--- begin Records shown ---
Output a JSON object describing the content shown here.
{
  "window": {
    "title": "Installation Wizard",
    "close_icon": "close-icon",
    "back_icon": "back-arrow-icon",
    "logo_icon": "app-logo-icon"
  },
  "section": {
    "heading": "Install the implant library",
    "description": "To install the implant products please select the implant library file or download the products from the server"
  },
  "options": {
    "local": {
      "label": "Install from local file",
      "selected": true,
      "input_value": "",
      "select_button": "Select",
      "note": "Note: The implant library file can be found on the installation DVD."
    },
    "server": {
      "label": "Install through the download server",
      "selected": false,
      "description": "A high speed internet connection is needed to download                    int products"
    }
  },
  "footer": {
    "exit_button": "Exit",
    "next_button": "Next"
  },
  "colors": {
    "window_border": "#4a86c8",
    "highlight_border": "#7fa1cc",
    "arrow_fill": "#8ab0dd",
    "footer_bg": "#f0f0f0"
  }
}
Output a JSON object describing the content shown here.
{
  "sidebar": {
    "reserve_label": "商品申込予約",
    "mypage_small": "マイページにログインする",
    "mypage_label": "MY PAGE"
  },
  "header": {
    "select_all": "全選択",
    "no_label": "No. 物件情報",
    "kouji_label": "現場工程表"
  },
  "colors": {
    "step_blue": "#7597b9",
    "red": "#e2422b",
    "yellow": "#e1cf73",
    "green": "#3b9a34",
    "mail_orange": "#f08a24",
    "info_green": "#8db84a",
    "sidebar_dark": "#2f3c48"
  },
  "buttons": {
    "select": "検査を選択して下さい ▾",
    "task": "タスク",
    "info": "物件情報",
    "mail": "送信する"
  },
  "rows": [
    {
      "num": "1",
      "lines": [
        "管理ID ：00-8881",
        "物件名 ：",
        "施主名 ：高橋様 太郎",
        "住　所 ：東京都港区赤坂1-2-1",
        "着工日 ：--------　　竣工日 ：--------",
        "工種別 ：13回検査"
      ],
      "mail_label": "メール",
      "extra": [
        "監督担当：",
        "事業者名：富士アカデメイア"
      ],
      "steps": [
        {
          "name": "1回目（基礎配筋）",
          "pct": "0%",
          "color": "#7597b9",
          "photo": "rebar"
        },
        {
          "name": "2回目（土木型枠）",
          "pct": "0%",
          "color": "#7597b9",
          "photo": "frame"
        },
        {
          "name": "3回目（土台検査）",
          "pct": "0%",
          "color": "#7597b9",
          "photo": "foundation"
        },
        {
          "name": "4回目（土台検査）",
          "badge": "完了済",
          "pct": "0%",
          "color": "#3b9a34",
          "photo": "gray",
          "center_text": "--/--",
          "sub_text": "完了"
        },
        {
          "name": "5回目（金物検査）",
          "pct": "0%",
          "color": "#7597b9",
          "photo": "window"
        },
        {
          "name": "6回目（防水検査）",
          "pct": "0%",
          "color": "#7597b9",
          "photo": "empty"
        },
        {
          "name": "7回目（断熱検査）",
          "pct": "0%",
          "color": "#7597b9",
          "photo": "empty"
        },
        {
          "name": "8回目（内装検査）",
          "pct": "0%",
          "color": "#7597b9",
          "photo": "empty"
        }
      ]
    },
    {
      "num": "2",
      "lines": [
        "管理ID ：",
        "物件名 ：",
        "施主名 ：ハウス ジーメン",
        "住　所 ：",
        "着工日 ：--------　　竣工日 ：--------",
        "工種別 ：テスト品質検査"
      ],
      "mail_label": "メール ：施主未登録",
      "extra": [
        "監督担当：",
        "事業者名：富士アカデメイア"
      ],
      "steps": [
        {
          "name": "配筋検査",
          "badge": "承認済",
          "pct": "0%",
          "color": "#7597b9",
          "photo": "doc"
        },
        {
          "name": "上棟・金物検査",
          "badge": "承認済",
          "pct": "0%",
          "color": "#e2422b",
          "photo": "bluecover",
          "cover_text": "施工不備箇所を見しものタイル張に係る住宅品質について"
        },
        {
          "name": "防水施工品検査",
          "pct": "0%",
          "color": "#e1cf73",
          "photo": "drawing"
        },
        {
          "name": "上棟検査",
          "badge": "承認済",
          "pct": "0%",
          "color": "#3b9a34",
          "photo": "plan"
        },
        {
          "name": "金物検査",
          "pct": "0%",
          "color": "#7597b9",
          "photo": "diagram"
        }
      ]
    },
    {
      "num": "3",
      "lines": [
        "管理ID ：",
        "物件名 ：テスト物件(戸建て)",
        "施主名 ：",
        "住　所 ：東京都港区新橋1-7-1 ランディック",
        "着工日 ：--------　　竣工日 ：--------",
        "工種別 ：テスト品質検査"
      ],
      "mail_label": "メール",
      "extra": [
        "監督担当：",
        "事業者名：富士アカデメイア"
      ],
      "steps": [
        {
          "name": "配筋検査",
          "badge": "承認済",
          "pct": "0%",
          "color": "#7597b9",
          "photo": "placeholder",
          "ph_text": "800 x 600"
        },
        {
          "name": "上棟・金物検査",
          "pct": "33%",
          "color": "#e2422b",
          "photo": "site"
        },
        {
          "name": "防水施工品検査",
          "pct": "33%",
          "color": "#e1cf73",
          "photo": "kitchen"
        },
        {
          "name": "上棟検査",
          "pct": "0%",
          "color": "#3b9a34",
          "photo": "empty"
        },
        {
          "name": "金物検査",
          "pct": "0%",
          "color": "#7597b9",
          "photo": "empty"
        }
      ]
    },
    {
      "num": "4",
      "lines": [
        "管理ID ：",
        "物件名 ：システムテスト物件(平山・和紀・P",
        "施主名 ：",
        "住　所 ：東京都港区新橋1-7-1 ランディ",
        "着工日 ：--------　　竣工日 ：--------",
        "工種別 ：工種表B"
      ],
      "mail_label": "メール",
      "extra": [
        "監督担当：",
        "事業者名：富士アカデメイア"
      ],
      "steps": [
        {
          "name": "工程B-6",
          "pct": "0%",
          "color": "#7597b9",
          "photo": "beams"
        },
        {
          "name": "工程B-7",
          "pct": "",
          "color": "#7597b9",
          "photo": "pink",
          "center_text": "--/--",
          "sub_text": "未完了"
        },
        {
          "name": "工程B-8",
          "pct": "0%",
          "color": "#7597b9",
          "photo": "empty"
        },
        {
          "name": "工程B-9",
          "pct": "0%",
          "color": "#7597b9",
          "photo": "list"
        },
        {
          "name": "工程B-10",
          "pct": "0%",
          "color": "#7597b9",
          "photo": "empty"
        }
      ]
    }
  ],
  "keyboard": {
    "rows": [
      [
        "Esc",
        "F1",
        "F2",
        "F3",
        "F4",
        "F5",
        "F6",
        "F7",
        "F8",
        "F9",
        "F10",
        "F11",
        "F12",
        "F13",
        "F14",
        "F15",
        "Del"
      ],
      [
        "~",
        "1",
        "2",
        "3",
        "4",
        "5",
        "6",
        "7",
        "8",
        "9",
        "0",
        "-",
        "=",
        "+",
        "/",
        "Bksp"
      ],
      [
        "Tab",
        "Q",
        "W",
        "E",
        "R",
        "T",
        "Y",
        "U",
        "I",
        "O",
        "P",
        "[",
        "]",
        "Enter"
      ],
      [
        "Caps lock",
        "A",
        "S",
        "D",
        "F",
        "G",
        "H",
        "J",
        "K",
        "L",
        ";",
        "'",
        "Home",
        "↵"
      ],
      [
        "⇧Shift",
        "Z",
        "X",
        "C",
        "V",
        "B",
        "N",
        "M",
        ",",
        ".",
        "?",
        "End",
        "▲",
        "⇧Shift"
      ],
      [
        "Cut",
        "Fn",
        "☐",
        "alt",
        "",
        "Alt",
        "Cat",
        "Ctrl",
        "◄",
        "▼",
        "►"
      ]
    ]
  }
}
--- end Records shown ---
Please restate the whole listing word for word.

# The response
Output a JSON object describing the content shown here.
{
  "window": {
    "title": "Installation Wizard",
    "close_icon": "close-icon",
    "back_icon": "back-arrow-icon",
    "logo_icon": "app-logo-icon"
  },
  "section": {
    "heading": "Install the implant library",
    "description": "To install the implant products please select the implant library file or download the products from the server"
  },
  "options": {
    "local": {
      "label": "Install from local file",
      "selected": true,
      "input_value": "",
      "select_button": "Select",
      "note": "Note: The implant library file can be found on the installation DVD."
    },
    "server": {
      "label": "Install through the download server",
      "selected": false,
      "description": "A high speed internet connection is needed to download                    int products"
    }
  },
  "footer": {
    "exit_button": "Exit",
    "next_button": "Next"
  },
  "colors": {
    "window_border": "#4a86c8",
    "highlight_border": "#7fa1cc",
    "arrow_fill": "#8ab0dd",
    "footer_bg": "#f0f0f0"
  }
}
Output a JSON object describing the content shown here.
{
  "sidebar": {
    "reserve_label": "商品申込予約",
    "mypage_small": "マイページにログインする",
    "mypage_label": "MY PAGE"
  },
  "header": {
    "select_all": "全選択",
    "no_label": "No. 物件情報",
    "kouji_label": "現場工程表"
  },
  "colors": {
    "step_blue": "#7597b9",
    "red": "#e2422b",
    "yellow": "#e1cf73",
    "green": "#3b9a34",
    "mail_orange": "#f08a24",
    "info_green": "#8db84a",
    "sidebar_dark": "#2f3c48"
  },
  "buttons": {
    "select": "検査を選択して下さい ▾",
    "task": "タスク",
    "info": "物件情報",
    "mail": "送信する"
  },
  "rows": [
    {
      "num": "1",
      "lines": [
        "管理ID ：00-8881",
        "物件名 ：",
        "施主名 ：高橋様 太郎",
        "住　所 ：東京都港区赤坂1-2-1",
        "着工日 ：--------　　竣工日 ：--------",
        "工種別 ：13回検査"
      ],
      "mail_label": "メール",
      "extra": [
        "監督担当：",
        "事業者名：富士アカデメイア"
      ],
      "steps": [
        {
          "name": "1回目（基礎配筋）",
          "pct": "0%",
          "color": "#7597b9",
          "photo": "rebar"
        },
        {
          "name": "2回目（土木型枠）",
          "pct": "0%",
          "color": "#7597b9",
          "photo": "frame"
        },
        {
          "name": "3回目（土台検査）",
          "pct": "0%",
          "color": "#7597b9",
          "photo": "foundation"
        },
        {
          "name": "4回目（土台検査）",
          "badge": "完了済",
          "pct": "0%",
          "color": "#3b9a34",
          "photo": "gray",
          "center_text": "--/--",
          "sub_text": "完了"
        },
        {
          "name": "5回目（金物検査）",
          "pct": "0%",
          "color": "#7597b9",
          "photo": "window"
        },
        {
          "name": "6回目（防水検査）",
          "pct": "0%",
          "color": "#7597b9",
          "photo": "empty"
        },
        {
          "name": "7回目（断熱検査）",
          "pct": "0%",
          "color": "#7597b9",
          "photo": "empty"
        },
        {
          "name": "8回目（内装検査）",
          "pct": "0%",
          "color": "#7597b9",
          "photo": "empty"
        }
      ]
    },
    {
      "num": "2",
      "lines": [
        "管理ID ：",
        "物件名 ：",
        "施主名 ：ハウス ジーメン",
        "住　所 ：",
        "着工日 ：--------　　竣工日 ：--------",
        "工種別 ：テスト品質検査"
      ],
      "mail_label": "メール ：施主未登録",
      "extra": [
        "監督担当：",
        "事業者名：富士アカデメイア"
      ],
      "steps": [
        {
          "name": "配筋検査",
          "badge": "承認済",
          "pct": "0%",
          "color": "#7597b9",
          "photo": "doc"
        },
        {
          "name": "上棟・金物検査",
          "badge": "承認済",
          "pct": "0%",
          "color": "#e2422b",
          "photo": "bluecover",
          "cover_text": "施工不備箇所を見しものタイル張に係る住宅品質について"
        },
        {
          "name": "防水施工品検査",
          "pct": "0%",
          "color": "#e1cf73",
          "photo": "drawing"
        },
        {
          "name": "上棟検査",
          "badge": "承認済",
          "pct": "0%",
          "color": "#3b9a34",
          "photo": "plan"
        },
        {
          "name": "金物検査",
          "pct": "0%",
          "color": "#7597b9",
          "photo": "diagram"
        }
      ]
    },
    {
      "num": "3",
      "lines": [
        "管理ID ：",
        "物件名 ：テスト物件(戸建て)",
        "施主名 ：",
        "住　所 ：東京都港区新橋1-7-1 ランディック",
        "着工日 ：--------　　竣工日 ：--------",
        "工種別 ：テスト品質検査"
      ],
      "mail_label": "メール",
      "extra": [
        "監督担当：",
        "事業者名：富士アカデメイア"
      ],
      "steps": [
        {
          "name": "配筋検査",
          "badge": "承認済",
          "pct": "0%",
          "color": "#7597b9",
          "photo": "placeholder",
          "ph_text": "800 x 600"
        },
        {
          "name": "上棟・金物検査",
          "pct": "33%",
          "color": "#e2422b",
          "photo": "site"
        },
        {
          "name": "防水施工品検査",
          "pct": "33%",
          "color": "#e1cf73",
          "photo": "kitchen"
        },
        {
          "name": "上棟検査",
          "pct": "0%",
          "color": "#3b9a34",
          "photo": "empty"
        },
        {
          "name": "金物検査",
          "pct": "0%",
          "color": "#7597b9",
          "photo": "empty"
        }
      ]
    },
    {
      "num": "4",
      "lines": [
        "管理ID ：",
        "物件名 ：システムテスト物件(平山・和紀・P",
        "施主名 ：",
        "住　所 ：東京都港区新橋1-7-1 ランディ",
        "着工日 ：--------　　竣工日 ：--------",
        "工種別 ：工種表B"
      ],
      "mail_label": "メール",
      "extra": [
        "監督担当：",
        "事業者名：富士アカデメイア"
      ],
      "steps": [
        {
          "name": "工程B-6",
          "pct": "0%",
          "color": "#7597b9",
          "photo": "beams"
        },
        {
          "name": "工程B-7",
          "pct": "",
          "color": "#7597b9",
          "photo": "pink",
          "center_text": "--/--",
          "sub_text": "未完了"
        },
        {
          "name": "工程B-8",
          "pct": "0%",
          "color": "#7597b9",
          "photo": "empty"
        },
        {
          "name": "工程B-9",
          "pct": "0%",
          "color": "#7597b9",
          "photo": "list"
        },
        {
          "name": "工程B-10",
          "pct": "0%",
          "color": "#7597b9",
          "photo": "empty"
        }
      ]
    }
  ],
  "keyboard": {
    "rows": [
      [
        "Esc",
        "F1",
        "F2",
        "F3",
        "F4",
        "F5",
        "F6",
        "F7",
        "F8",
        "F9",
        "F10",
        "F11",
        "F12",
        "F13",
        "F14",
        "F15",
        "Del"
      ],
      [
        "~",
        "1",
        "2",
        "3",
        "4",
        "5",
        "6",
        "7",
        "8",
        "9",
        "0",
        "-",
        "=",
        "+",
        "/",
        "Bksp"
      ],
      [
        "Tab",
        "Q",
        "W",
        "E",
        "R",
        "T",
        "Y",
        "U",
        "I",
        "O",
        "P",
        "[",
        "]",
        "Enter"
      ],
      [
        "Caps lock",
        "A",
        "S",
        "D",
        "F",
        "G",
        "H",
        "J",
        "K",
        "L",
        ";",
        "'",
        "Home",
        "↵"
      ],
      [
        "⇧Shift",
        "Z",
        "X",
        "C",
        "V",
        "B",
        "N",
        "M",
        ",",
        ".",
        "?",
        "End",
        "▲",
        "⇧Shift"
      ],
      [
        "Cut",
        "Fn",
        "☐",
        "alt",
        "",
        "Alt",
        "Cat",
        "Ctrl",
        "◄",
        "▼",
        "►"
      ]
    ]
  }
}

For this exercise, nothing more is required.